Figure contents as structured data
□ □ □ □
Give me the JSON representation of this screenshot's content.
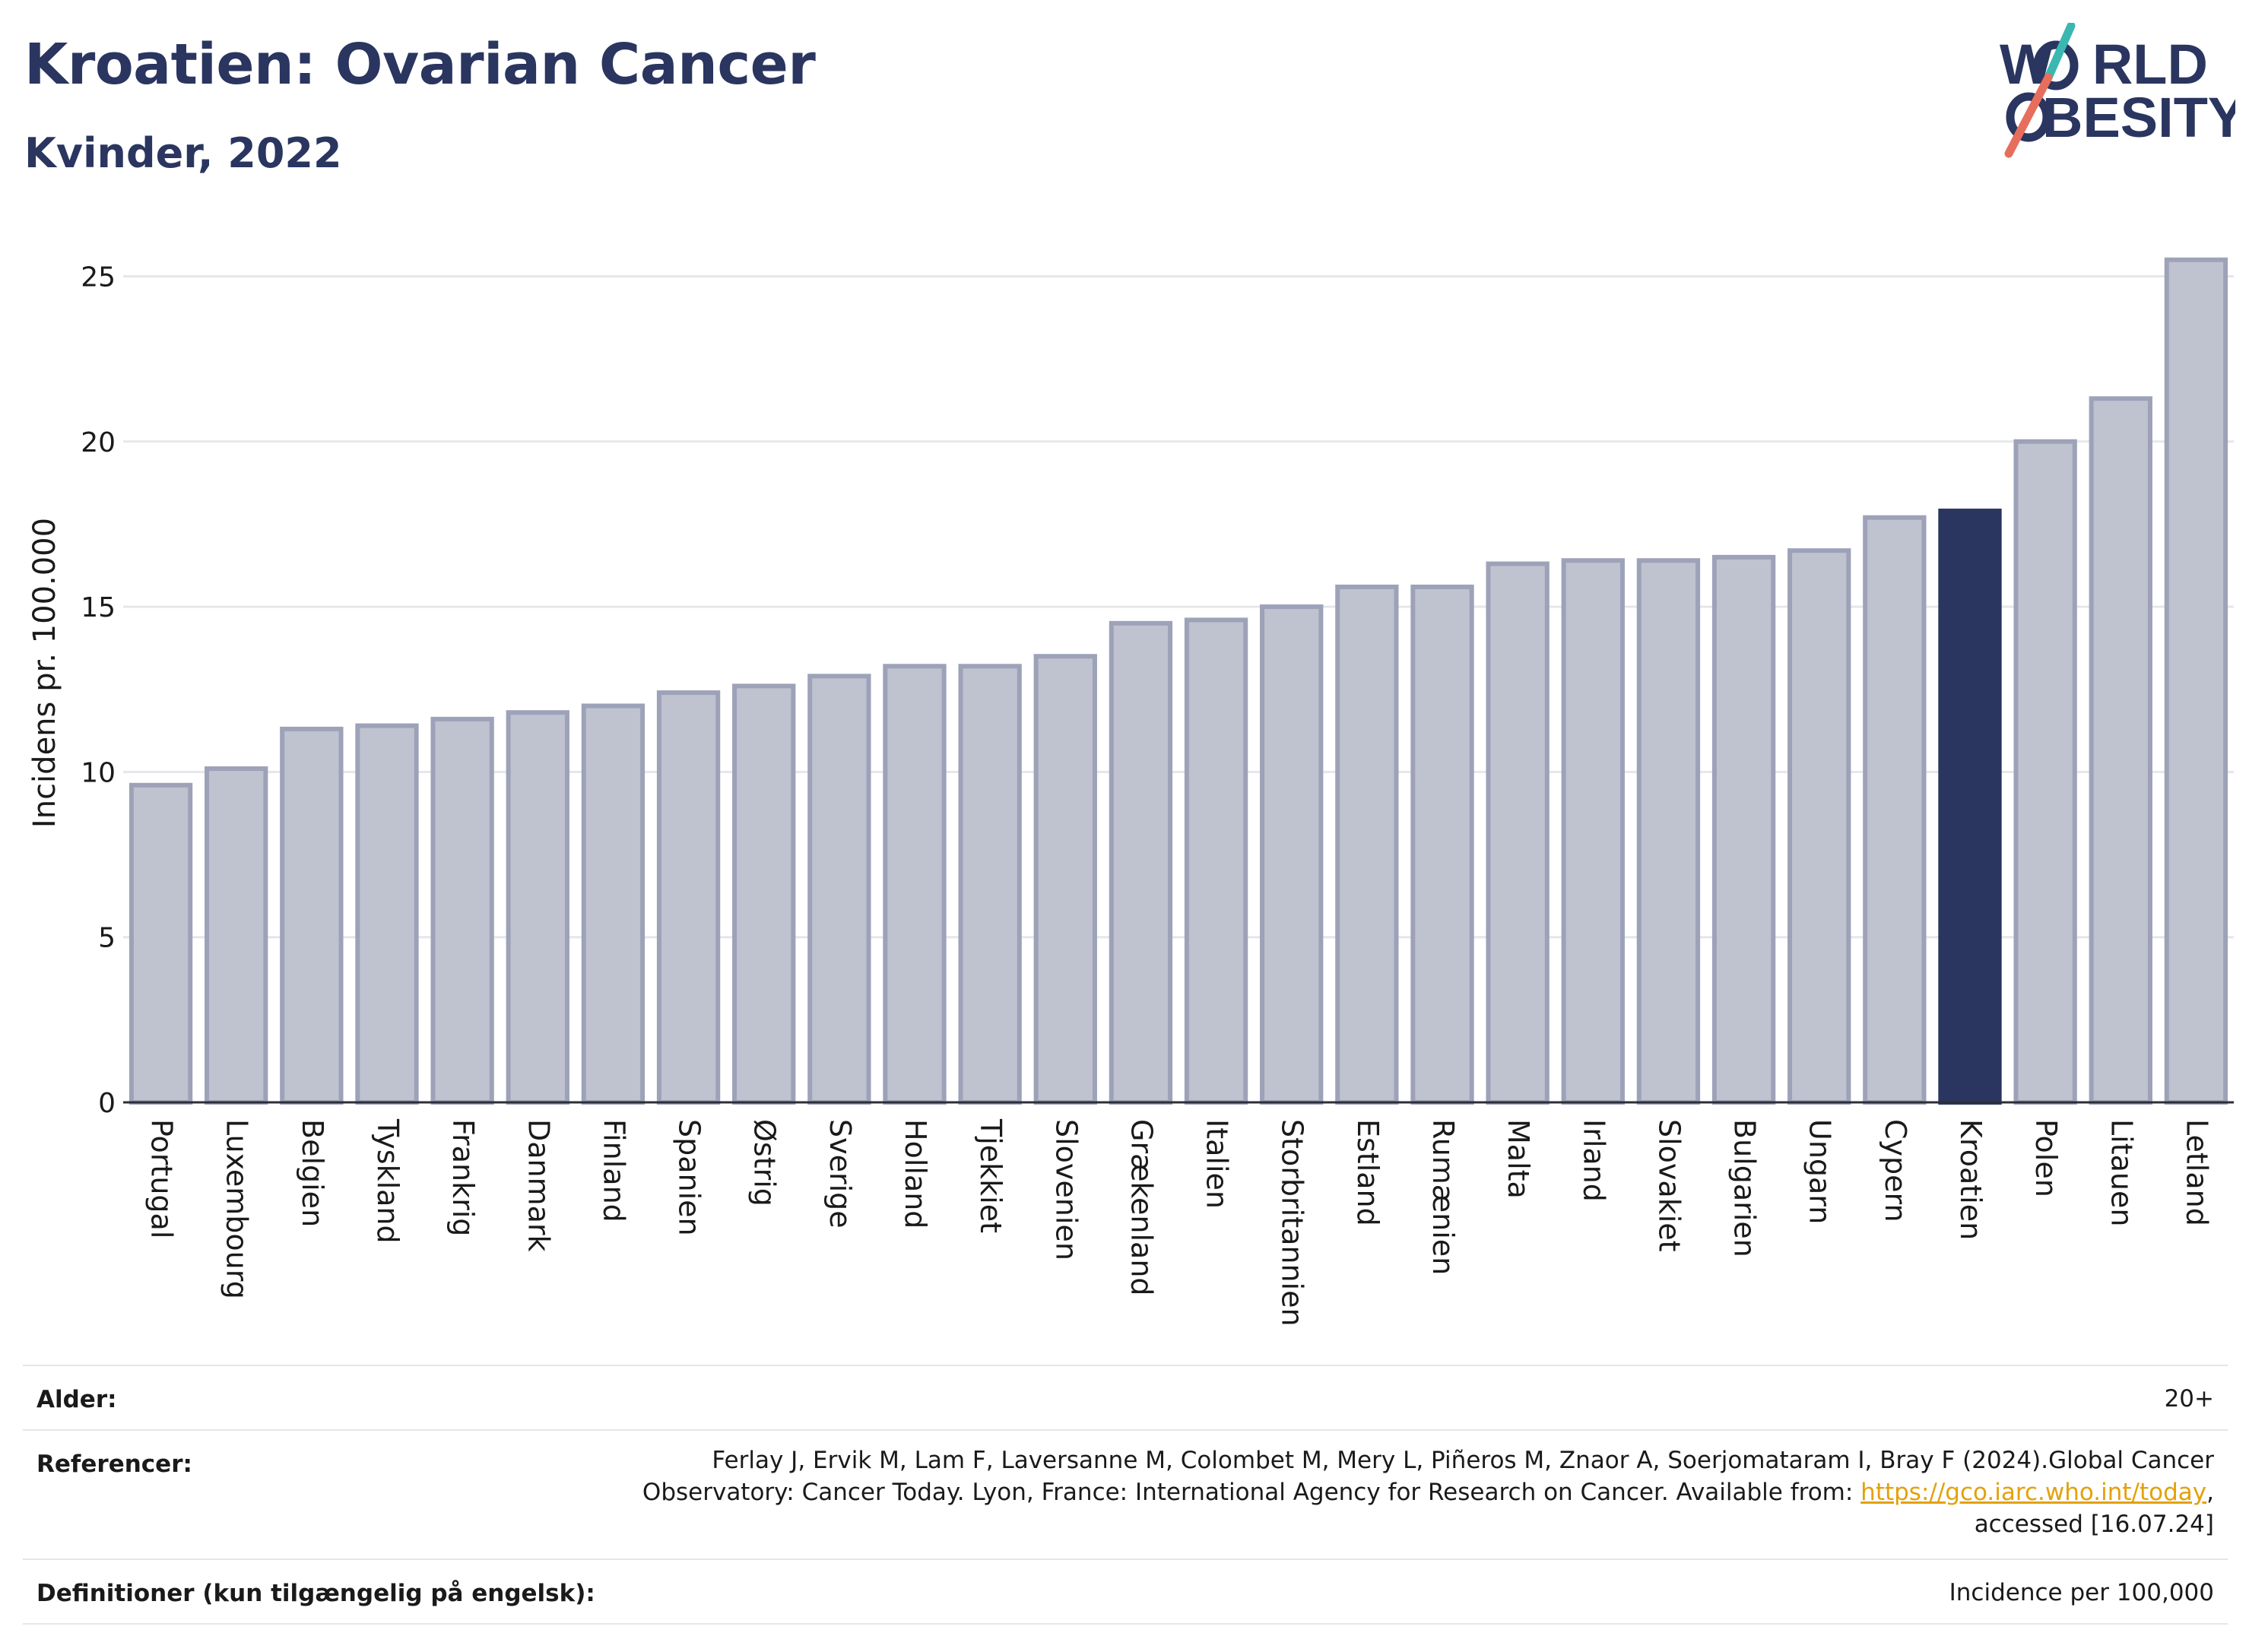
{
  "header": {
    "title": "Kroatien: Ovarian Cancer",
    "subtitle": "Kvinder, 2022"
  },
  "logo": {
    "line1_a": "W",
    "line1_b": "RLD",
    "line2_b": "BESITY",
    "colors": {
      "text": "#2a3560",
      "teal": "#3ab7b0",
      "coral": "#e76e5c"
    }
  },
  "chart_data": {
    "type": "bar",
    "ylabel": "Incidens pr. 100.000",
    "xlabel": "",
    "ylim": [
      0,
      26
    ],
    "yticks": [
      0,
      5,
      10,
      15,
      20,
      25
    ],
    "grid": true,
    "highlight": "Kroatien",
    "colors": {
      "bar": "#bfc2cf",
      "bar_edge": "#9da2b8",
      "highlight": "#2a3560"
    },
    "categories": [
      "Portugal",
      "Luxembourg",
      "Belgien",
      "Tyskland",
      "Frankrig",
      "Danmark",
      "Finland",
      "Spanien",
      "Østrig",
      "Sverige",
      "Holland",
      "Tjekkiet",
      "Slovenien",
      "Grækenland",
      "Italien",
      "Storbritannien",
      "Estland",
      "Rumænien",
      "Malta",
      "Irland",
      "Slovakiet",
      "Bulgarien",
      "Ungarn",
      "Cypern",
      "Kroatien",
      "Polen",
      "Litauen",
      "Letland"
    ],
    "values": [
      9.6,
      10.1,
      11.3,
      11.4,
      11.6,
      11.8,
      12.0,
      12.4,
      12.6,
      12.9,
      13.2,
      13.2,
      13.5,
      14.5,
      14.6,
      15.0,
      15.6,
      15.6,
      16.3,
      16.4,
      16.4,
      16.5,
      16.7,
      17.7,
      17.9,
      20.0,
      21.3,
      25.5
    ]
  },
  "meta": {
    "age_label": "Alder:",
    "age_value": "20+",
    "references_label": "Referencer:",
    "references_line1": "Ferlay J, Ervik M, Lam F, Laversanne M, Colombet M, Mery L, Piñeros M, Znaor A, Soerjomataram I, Bray F (2024).Global Cancer",
    "references_line2_pre": "Observatory: Cancer Today. Lyon, France: International Agency for Research on Cancer. Available from: ",
    "references_link": "https://gco.iarc.who.int/today",
    "references_line2_post": ",",
    "references_line3": "accessed [16.07.24]",
    "definitions_label": "Definitioner (kun tilgængelig på engelsk):",
    "definitions_value": "Incidence per 100,000"
  }
}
□ □ □ □
Goal: Every record above should be transcribed exactly; the pictures stay out of the copy.

Written response:
Give me the JSON representation of this screenshot's content.
{
  "header": {
    "title": "Kroatien: Ovarian Cancer",
    "subtitle": "Kvinder, 2022"
  },
  "logo": {
    "line1_a": "W",
    "line1_b": "RLD",
    "line2_b": "BESITY",
    "colors": {
      "text": "#2a3560",
      "teal": "#3ab7b0",
      "coral": "#e76e5c"
    }
  },
  "chart_data": {
    "type": "bar",
    "ylabel": "Incidens pr. 100.000",
    "xlabel": "",
    "ylim": [
      0,
      26
    ],
    "yticks": [
      0,
      5,
      10,
      15,
      20,
      25
    ],
    "grid": true,
    "highlight": "Kroatien",
    "colors": {
      "bar": "#bfc2cf",
      "bar_edge": "#9da2b8",
      "highlight": "#2a3560"
    },
    "categories": [
      "Portugal",
      "Luxembourg",
      "Belgien",
      "Tyskland",
      "Frankrig",
      "Danmark",
      "Finland",
      "Spanien",
      "Østrig",
      "Sverige",
      "Holland",
      "Tjekkiet",
      "Slovenien",
      "Grækenland",
      "Italien",
      "Storbritannien",
      "Estland",
      "Rumænien",
      "Malta",
      "Irland",
      "Slovakiet",
      "Bulgarien",
      "Ungarn",
      "Cypern",
      "Kroatien",
      "Polen",
      "Litauen",
      "Letland"
    ],
    "values": [
      9.6,
      10.1,
      11.3,
      11.4,
      11.6,
      11.8,
      12.0,
      12.4,
      12.6,
      12.9,
      13.2,
      13.2,
      13.5,
      14.5,
      14.6,
      15.0,
      15.6,
      15.6,
      16.3,
      16.4,
      16.4,
      16.5,
      16.7,
      17.7,
      17.9,
      20.0,
      21.3,
      25.5
    ]
  },
  "meta": {
    "age_label": "Alder:",
    "age_value": "20+",
    "references_label": "Referencer:",
    "references_line1": "Ferlay J, Ervik M, Lam F, Laversanne M, Colombet M, Mery L, Piñeros M, Znaor A, Soerjomataram I, Bray F (2024).Global Cancer",
    "references_line2_pre": "Observatory: Cancer Today. Lyon, France: International Agency for Research on Cancer. Available from: ",
    "references_link": "https://gco.iarc.who.int/today",
    "references_line2_post": ",",
    "references_line3": "accessed [16.07.24]",
    "definitions_label": "Definitioner (kun tilgængelig på engelsk):",
    "definitions_value": "Incidence per 100,000"
  }
}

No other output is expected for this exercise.